Data under study START

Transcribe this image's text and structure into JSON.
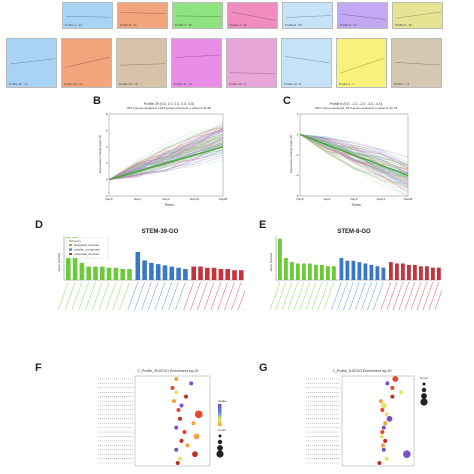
{
  "panels": {
    "A_tiles": [
      {
        "label": "Profile 1 : 14",
        "color": "#a9d3f5",
        "row": 0
      },
      {
        "label": "Profile 8 : 21",
        "color": "#f3a47c",
        "row": 0
      },
      {
        "label": "Profile 3 : 19",
        "color": "#8ee27f",
        "row": 0
      },
      {
        "label": "Profile 4 : 22",
        "color": "#f08cbf",
        "row": 0
      },
      {
        "label": "Profile 9 : 20",
        "color": "#c6e2f7",
        "row": 0
      },
      {
        "label": "Profile 5 : 17",
        "color": "#c3a9f3",
        "row": 0
      },
      {
        "label": "Profile 6 : 15",
        "color": "#e6e393",
        "row": 0
      },
      {
        "label": "Profile 15 : 12",
        "color": "#a9d3f5",
        "row": 1
      },
      {
        "label": "Profile 16 : 11",
        "color": "#f3a47c",
        "row": 1
      },
      {
        "label": "Profile 10 : 13",
        "color": "#d7c3a8",
        "row": 1
      },
      {
        "label": "Profile 11 : 10",
        "color": "#ea8de7",
        "row": 1
      },
      {
        "label": "Profile 12 : 9",
        "color": "#e8a6d8",
        "row": 1
      },
      {
        "label": "Profile 13 : 8",
        "color": "#c6e2f7",
        "row": 1
      },
      {
        "label": "Profile 2 : 7",
        "color": "#f6f27a",
        "row": 1
      },
      {
        "label": "Profile 7 : 6",
        "color": "#d6c7b3",
        "row": 1
      }
    ],
    "B": {
      "letter": "B",
      "title": "Profile 39 (0.0, 1.0, 2.0, 3.0, 4.0)",
      "subtitle": "202.0 genes assigned; 103.0 genes expected; p-value=1.2e-68",
      "ylabel": "Expression change (log2 v0)",
      "xlabel": "Times",
      "xticks": [
        "Day0",
        "Day1",
        "Day2",
        "Day14",
        "Day28"
      ],
      "yticks": [
        "-2",
        "0",
        "2",
        "4",
        "6",
        "8"
      ]
    },
    "C": {
      "letter": "C",
      "title": "Profile 8 (0.0, -1.0, -2.0, -3.0, -4.0)",
      "subtitle": "225.0 genes assigned; 52.0 genes expected; p-value=1.3e-75",
      "ylabel": "Expression change (log2 v0)",
      "xlabel": "Times",
      "xticks": [
        "Day0",
        "Day1",
        "Day2",
        "Day14",
        "Day28"
      ],
      "yticks": [
        "2",
        "0",
        "-2",
        "-4",
        "-6"
      ]
    },
    "D": {
      "letter": "D",
      "title": "STEM-39-GO",
      "ylabel": "Gene Number",
      "legend": [
        "GO term",
        "biological_process",
        "cellular_component",
        "molecular_function"
      ]
    },
    "E": {
      "letter": "E",
      "title": "STEM-8-GO",
      "ylabel": "Gene Number"
    },
    "F": {
      "letter": "F",
      "title": "C_Profile_39-KEGG Enrichment top 20",
      "legend_color_title": "qvalue",
      "legend_size_title": "Count"
    },
    "G": {
      "letter": "G",
      "title": "C_Profile_8-KEGG Enrichment top 20",
      "legend_size_title": "Count"
    }
  },
  "colors": {
    "bp": "#6cc93c",
    "cc": "#3b78c4",
    "mf": "#c8323a",
    "trend": "#47a62f"
  },
  "chart_data": [
    {
      "type": "line",
      "panel": "B",
      "x": [
        "Day0",
        "Day1",
        "Day2",
        "Day14",
        "Day28"
      ],
      "ylim": [
        -2,
        8
      ],
      "series": [
        {
          "values": [
            0,
            1,
            2,
            3,
            4
          ]
        }
      ]
    },
    {
      "type": "line",
      "panel": "C",
      "x": [
        "Day0",
        "Day1",
        "Day2",
        "Day14",
        "Day28"
      ],
      "ylim": [
        -6,
        2
      ],
      "series": [
        {
          "values": [
            0,
            -1,
            -2,
            -3,
            -4
          ]
        }
      ]
    },
    {
      "type": "bar",
      "panel": "D",
      "title": "STEM-39-GO",
      "groups": [
        {
          "name": "biological_process",
          "values": [
            35,
            35,
            14,
            11,
            11,
            11,
            10,
            10,
            9,
            9
          ]
        },
        {
          "name": "cellular_component",
          "values": [
            23,
            16,
            14,
            13,
            12,
            11,
            10,
            9
          ]
        },
        {
          "name": "molecular_function",
          "values": [
            11,
            11,
            10,
            10,
            9,
            9,
            8,
            8,
            8,
            7
          ]
        }
      ],
      "ylim": [
        0,
        36
      ]
    },
    {
      "type": "bar",
      "panel": "E",
      "title": "STEM-8-GO",
      "groups": [
        {
          "name": "biological_process",
          "values": [
            30,
            16,
            13,
            12,
            12,
            12,
            11,
            11,
            10,
            10
          ]
        },
        {
          "name": "cellular_component",
          "values": [
            16,
            14,
            14,
            13,
            12,
            11,
            10,
            9
          ]
        },
        {
          "name": "molecular_function",
          "values": [
            13,
            12,
            12,
            11,
            11,
            10,
            10,
            9,
            9,
            8
          ]
        }
      ],
      "ylim": [
        0,
        32
      ]
    },
    {
      "type": "scatter",
      "panel": "F",
      "title": "C_Profile_39-KEGG Enrichment top 20",
      "points": [
        {
          "row": 0,
          "x": 0.55,
          "size": 1,
          "q": 0.0
        },
        {
          "row": 1,
          "x": 0.75,
          "size": 1,
          "q": 0.0
        },
        {
          "row": 2,
          "x": 0.5,
          "size": 1,
          "q": 0.0
        },
        {
          "row": 3,
          "x": 0.55,
          "size": 1,
          "q": 0.0
        },
        {
          "row": 4,
          "x": 0.68,
          "size": 1,
          "q": 0.0
        },
        {
          "row": 5,
          "x": 0.52,
          "size": 1,
          "q": 0.0
        },
        {
          "row": 6,
          "x": 0.62,
          "size": 1,
          "q": 0.0
        },
        {
          "row": 7,
          "x": 0.58,
          "size": 1,
          "q": 0.0
        },
        {
          "row": 8,
          "x": 0.85,
          "size": 3,
          "q": 0.0
        },
        {
          "row": 9,
          "x": 0.6,
          "size": 1,
          "q": 0.0
        },
        {
          "row": 10,
          "x": 0.78,
          "size": 1,
          "q": 0.0
        },
        {
          "row": 11,
          "x": 0.55,
          "size": 1,
          "q": 0.0
        },
        {
          "row": 12,
          "x": 0.66,
          "size": 1,
          "q": 0.0
        },
        {
          "row": 13,
          "x": 0.82,
          "size": 2,
          "q": 0.0
        },
        {
          "row": 14,
          "x": 0.62,
          "size": 1,
          "q": 0.0
        },
        {
          "row": 15,
          "x": 0.7,
          "size": 1,
          "q": 0.0
        },
        {
          "row": 16,
          "x": 0.55,
          "size": 1,
          "q": 0.0
        },
        {
          "row": 17,
          "x": 0.8,
          "size": 2,
          "q": 0.0
        },
        {
          "row": 18,
          "x": 0.6,
          "size": 1,
          "q": 0.0
        },
        {
          "row": 19,
          "x": 0.57,
          "size": 1,
          "q": 0.0
        }
      ]
    },
    {
      "type": "scatter",
      "panel": "G",
      "title": "C_Profile_8-KEGG Enrichment top 20",
      "points": [
        {
          "row": 0,
          "x": 0.74,
          "size": 2,
          "q": 0.0
        },
        {
          "row": 1,
          "x": 0.63,
          "size": 1,
          "q": 0.0
        },
        {
          "row": 2,
          "x": 0.7,
          "size": 1,
          "q": 0.0
        },
        {
          "row": 3,
          "x": 0.82,
          "size": 1,
          "q": 0.0
        },
        {
          "row": 4,
          "x": 0.7,
          "size": 1,
          "q": 0.0
        },
        {
          "row": 5,
          "x": 0.54,
          "size": 1,
          "q": 0.0
        },
        {
          "row": 6,
          "x": 0.58,
          "size": 2,
          "q": 0.0
        },
        {
          "row": 7,
          "x": 0.56,
          "size": 1,
          "q": 0.0
        },
        {
          "row": 8,
          "x": 0.62,
          "size": 1,
          "q": 0.0
        },
        {
          "row": 9,
          "x": 0.66,
          "size": 2,
          "q": 0.0
        },
        {
          "row": 10,
          "x": 0.6,
          "size": 1,
          "q": 0.0
        },
        {
          "row": 11,
          "x": 0.58,
          "size": 1,
          "q": 0.0
        },
        {
          "row": 12,
          "x": 0.56,
          "size": 1,
          "q": 0.0
        },
        {
          "row": 13,
          "x": 0.55,
          "size": 1,
          "q": 0.0
        },
        {
          "row": 14,
          "x": 0.6,
          "size": 1,
          "q": 0.0
        },
        {
          "row": 15,
          "x": 0.57,
          "size": 1,
          "q": 0.0
        },
        {
          "row": 16,
          "x": 0.58,
          "size": 1,
          "q": 0.0
        },
        {
          "row": 17,
          "x": 0.9,
          "size": 3,
          "q": 0.0
        },
        {
          "row": 18,
          "x": 0.62,
          "size": 1,
          "q": 0.0
        },
        {
          "row": 19,
          "x": 0.52,
          "size": 1,
          "q": 0.0
        }
      ]
    }
  ]
}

Data under study END

Every line that contains "subtitle" should be copied out of the data.

      "subtitle": "202.0 genes assigned; 103.0 genes expected; p-value=1.2e-68",
      "subtitle": "225.0 genes assigned; 52.0 genes expected; p-value=1.3e-75",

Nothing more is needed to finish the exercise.